Collected data entries
----------
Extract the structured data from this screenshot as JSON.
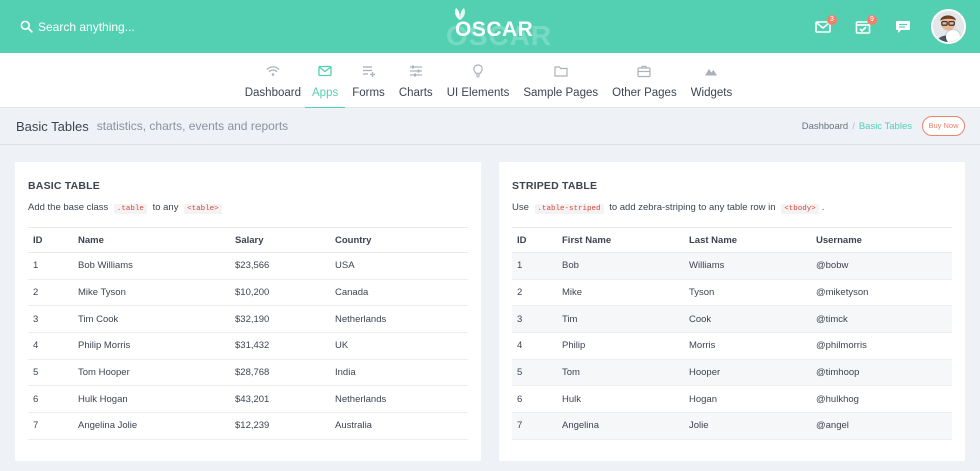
{
  "search": {
    "placeholder": "Search anything..."
  },
  "brand": {
    "logo_text": "OSCAR"
  },
  "header": {
    "mail_badge": "3",
    "tasks_badge": "9"
  },
  "nav": [
    {
      "label": "Dashboard",
      "icon": "wifi-icon"
    },
    {
      "label": "Apps",
      "icon": "mail-icon"
    },
    {
      "label": "Forms",
      "icon": "list-plus-icon"
    },
    {
      "label": "Charts",
      "icon": "sliders-icon"
    },
    {
      "label": "UI Elements",
      "icon": "lightbulb-icon"
    },
    {
      "label": "Sample Pages",
      "icon": "folder-icon"
    },
    {
      "label": "Other Pages",
      "icon": "briefcase-icon"
    },
    {
      "label": "Widgets",
      "icon": "mountain-icon"
    }
  ],
  "page": {
    "title": "Basic Tables",
    "subtitle": "statistics, charts, events and reports"
  },
  "breadcrumb": {
    "home": "Dashboard",
    "sep": "/",
    "current": "Basic Tables",
    "buy_label": "Buy Now"
  },
  "basic": {
    "title": "BASIC TABLE",
    "desc_pre": "Add the base class",
    "code1": ".table",
    "desc_mid": "to any",
    "code2": "<table>",
    "headers": [
      "ID",
      "Name",
      "Salary",
      "Country"
    ],
    "rows": [
      [
        "1",
        "Bob Williams",
        "$23,566",
        "USA"
      ],
      [
        "2",
        "Mike Tyson",
        "$10,200",
        "Canada"
      ],
      [
        "3",
        "Tim Cook",
        "$32,190",
        "Netherlands"
      ],
      [
        "4",
        "Philip Morris",
        "$31,432",
        "UK"
      ],
      [
        "5",
        "Tom Hooper",
        "$28,768",
        "India"
      ],
      [
        "6",
        "Hulk Hogan",
        "$43,201",
        "Netherlands"
      ],
      [
        "7",
        "Angelina Jolie",
        "$12,239",
        "Australia"
      ]
    ]
  },
  "striped": {
    "title": "STRIPED TABLE",
    "desc_pre": "Use",
    "code1": ".table-striped",
    "desc_mid": "to add zebra-striping to any table row in",
    "code2": "<tbody>",
    "desc_post": ".",
    "headers": [
      "ID",
      "First Name",
      "Last Name",
      "Username"
    ],
    "rows": [
      [
        "1",
        "Bob",
        "Williams",
        "@bobw"
      ],
      [
        "2",
        "Mike",
        "Tyson",
        "@miketyson"
      ],
      [
        "3",
        "Tim",
        "Cook",
        "@timck"
      ],
      [
        "4",
        "Philip",
        "Morris",
        "@philmorris"
      ],
      [
        "5",
        "Tom",
        "Hooper",
        "@timhoop"
      ],
      [
        "6",
        "Hulk",
        "Hogan",
        "@hulkhog"
      ],
      [
        "7",
        "Angelina",
        "Jolie",
        "@angel"
      ]
    ]
  },
  "colors": {
    "accent": "#53d0b2",
    "badge": "#f0826b",
    "code": "#d3493a"
  }
}
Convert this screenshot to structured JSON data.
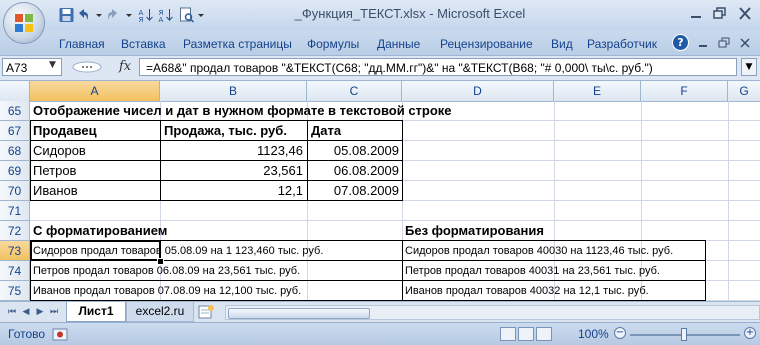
{
  "window": {
    "title": "_Функция_ТЕКСТ.xlsx - Microsoft Excel"
  },
  "ribbon": {
    "tabs": [
      "Главная",
      "Вставка",
      "Разметка страницы",
      "Формулы",
      "Данные",
      "Рецензирование",
      "Вид",
      "Разработчик"
    ]
  },
  "formula_bar": {
    "name_box": "A73",
    "fx": "fx",
    "formula": "=A68&\" продал товаров \"&ТЕКСТ(C68; \"дд.ММ.гг\")&\" на \"&ТЕКСТ(B68; \"# 0,000\\ ты\\с. руб.\")"
  },
  "columns": [
    "A",
    "B",
    "C",
    "D",
    "E",
    "F",
    "G"
  ],
  "rows": [
    "65",
    "67",
    "68",
    "69",
    "70",
    "71",
    "72",
    "73",
    "74",
    "75"
  ],
  "sheet": {
    "heading": "Отображение чисел и дат в нужном формате в текстовой строке",
    "table_headers": [
      "Продавец",
      "Продажа, тыс. руб.",
      "Дата"
    ],
    "table_rows": [
      [
        "Сидоров",
        "1123,46",
        "05.08.2009"
      ],
      [
        "Петров",
        "23,561",
        "06.08.2009"
      ],
      [
        "Иванов",
        "12,1",
        "07.08.2009"
      ]
    ],
    "with_format_title": "С форматированием",
    "without_format_title": "Без форматирования",
    "with_format": [
      "Сидоров продал товаров 05.08.09 на 1 123,460 тыс. руб.",
      "Петров продал товаров 06.08.09 на 23,561 тыс. руб.",
      "Иванов продал товаров 07.08.09 на 12,100 тыс. руб."
    ],
    "without_format": [
      "Сидоров продал товаров 40030 на 1123,46 тыс. руб.",
      "Петров продал товаров 40031 на 23,561 тыс. руб.",
      "Иванов продал товаров 40032 на 12,1 тыс. руб."
    ]
  },
  "sheet_tabs": [
    "Лист1",
    "excel2.ru"
  ],
  "status": {
    "ready": "Готово",
    "zoom": "100%"
  },
  "colors": {
    "ribbon_text": "#15428b",
    "selected_header": "#f1c15f",
    "grid_line": "#d0d7e5"
  }
}
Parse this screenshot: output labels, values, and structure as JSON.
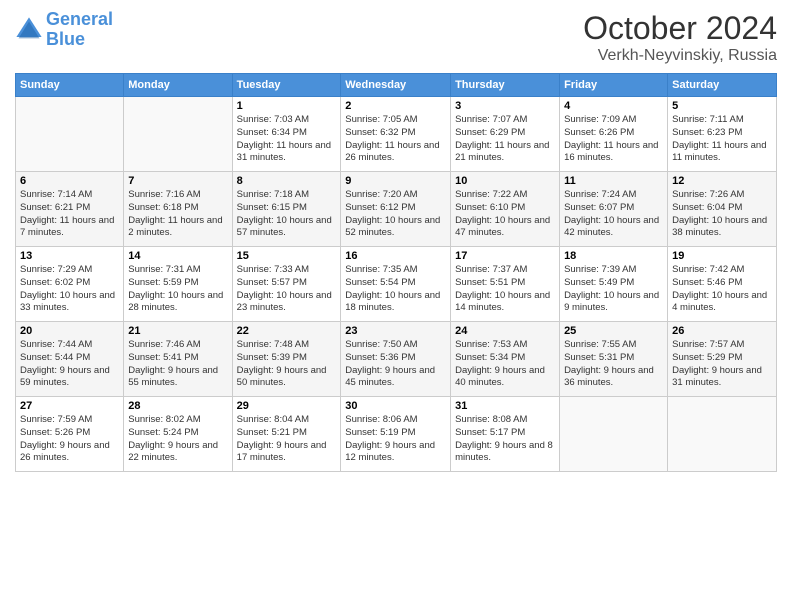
{
  "logo": {
    "line1": "General",
    "line2": "Blue"
  },
  "title": "October 2024",
  "location": "Verkh-Neyvinskiy, Russia",
  "days_header": [
    "Sunday",
    "Monday",
    "Tuesday",
    "Wednesday",
    "Thursday",
    "Friday",
    "Saturday"
  ],
  "weeks": [
    [
      {
        "num": "",
        "info": ""
      },
      {
        "num": "",
        "info": ""
      },
      {
        "num": "1",
        "info": "Sunrise: 7:03 AM\nSunset: 6:34 PM\nDaylight: 11 hours and 31 minutes."
      },
      {
        "num": "2",
        "info": "Sunrise: 7:05 AM\nSunset: 6:32 PM\nDaylight: 11 hours and 26 minutes."
      },
      {
        "num": "3",
        "info": "Sunrise: 7:07 AM\nSunset: 6:29 PM\nDaylight: 11 hours and 21 minutes."
      },
      {
        "num": "4",
        "info": "Sunrise: 7:09 AM\nSunset: 6:26 PM\nDaylight: 11 hours and 16 minutes."
      },
      {
        "num": "5",
        "info": "Sunrise: 7:11 AM\nSunset: 6:23 PM\nDaylight: 11 hours and 11 minutes."
      }
    ],
    [
      {
        "num": "6",
        "info": "Sunrise: 7:14 AM\nSunset: 6:21 PM\nDaylight: 11 hours and 7 minutes."
      },
      {
        "num": "7",
        "info": "Sunrise: 7:16 AM\nSunset: 6:18 PM\nDaylight: 11 hours and 2 minutes."
      },
      {
        "num": "8",
        "info": "Sunrise: 7:18 AM\nSunset: 6:15 PM\nDaylight: 10 hours and 57 minutes."
      },
      {
        "num": "9",
        "info": "Sunrise: 7:20 AM\nSunset: 6:12 PM\nDaylight: 10 hours and 52 minutes."
      },
      {
        "num": "10",
        "info": "Sunrise: 7:22 AM\nSunset: 6:10 PM\nDaylight: 10 hours and 47 minutes."
      },
      {
        "num": "11",
        "info": "Sunrise: 7:24 AM\nSunset: 6:07 PM\nDaylight: 10 hours and 42 minutes."
      },
      {
        "num": "12",
        "info": "Sunrise: 7:26 AM\nSunset: 6:04 PM\nDaylight: 10 hours and 38 minutes."
      }
    ],
    [
      {
        "num": "13",
        "info": "Sunrise: 7:29 AM\nSunset: 6:02 PM\nDaylight: 10 hours and 33 minutes."
      },
      {
        "num": "14",
        "info": "Sunrise: 7:31 AM\nSunset: 5:59 PM\nDaylight: 10 hours and 28 minutes."
      },
      {
        "num": "15",
        "info": "Sunrise: 7:33 AM\nSunset: 5:57 PM\nDaylight: 10 hours and 23 minutes."
      },
      {
        "num": "16",
        "info": "Sunrise: 7:35 AM\nSunset: 5:54 PM\nDaylight: 10 hours and 18 minutes."
      },
      {
        "num": "17",
        "info": "Sunrise: 7:37 AM\nSunset: 5:51 PM\nDaylight: 10 hours and 14 minutes."
      },
      {
        "num": "18",
        "info": "Sunrise: 7:39 AM\nSunset: 5:49 PM\nDaylight: 10 hours and 9 minutes."
      },
      {
        "num": "19",
        "info": "Sunrise: 7:42 AM\nSunset: 5:46 PM\nDaylight: 10 hours and 4 minutes."
      }
    ],
    [
      {
        "num": "20",
        "info": "Sunrise: 7:44 AM\nSunset: 5:44 PM\nDaylight: 9 hours and 59 minutes."
      },
      {
        "num": "21",
        "info": "Sunrise: 7:46 AM\nSunset: 5:41 PM\nDaylight: 9 hours and 55 minutes."
      },
      {
        "num": "22",
        "info": "Sunrise: 7:48 AM\nSunset: 5:39 PM\nDaylight: 9 hours and 50 minutes."
      },
      {
        "num": "23",
        "info": "Sunrise: 7:50 AM\nSunset: 5:36 PM\nDaylight: 9 hours and 45 minutes."
      },
      {
        "num": "24",
        "info": "Sunrise: 7:53 AM\nSunset: 5:34 PM\nDaylight: 9 hours and 40 minutes."
      },
      {
        "num": "25",
        "info": "Sunrise: 7:55 AM\nSunset: 5:31 PM\nDaylight: 9 hours and 36 minutes."
      },
      {
        "num": "26",
        "info": "Sunrise: 7:57 AM\nSunset: 5:29 PM\nDaylight: 9 hours and 31 minutes."
      }
    ],
    [
      {
        "num": "27",
        "info": "Sunrise: 7:59 AM\nSunset: 5:26 PM\nDaylight: 9 hours and 26 minutes."
      },
      {
        "num": "28",
        "info": "Sunrise: 8:02 AM\nSunset: 5:24 PM\nDaylight: 9 hours and 22 minutes."
      },
      {
        "num": "29",
        "info": "Sunrise: 8:04 AM\nSunset: 5:21 PM\nDaylight: 9 hours and 17 minutes."
      },
      {
        "num": "30",
        "info": "Sunrise: 8:06 AM\nSunset: 5:19 PM\nDaylight: 9 hours and 12 minutes."
      },
      {
        "num": "31",
        "info": "Sunrise: 8:08 AM\nSunset: 5:17 PM\nDaylight: 9 hours and 8 minutes."
      },
      {
        "num": "",
        "info": ""
      },
      {
        "num": "",
        "info": ""
      }
    ]
  ]
}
----------
*Task requirements:* Collect each line of the entries that has the word "structured", copying it in full.

*Solution for this problem:*
Extract the structured data from this screenshot as JSON.
Convert this screenshot to structured JSON data.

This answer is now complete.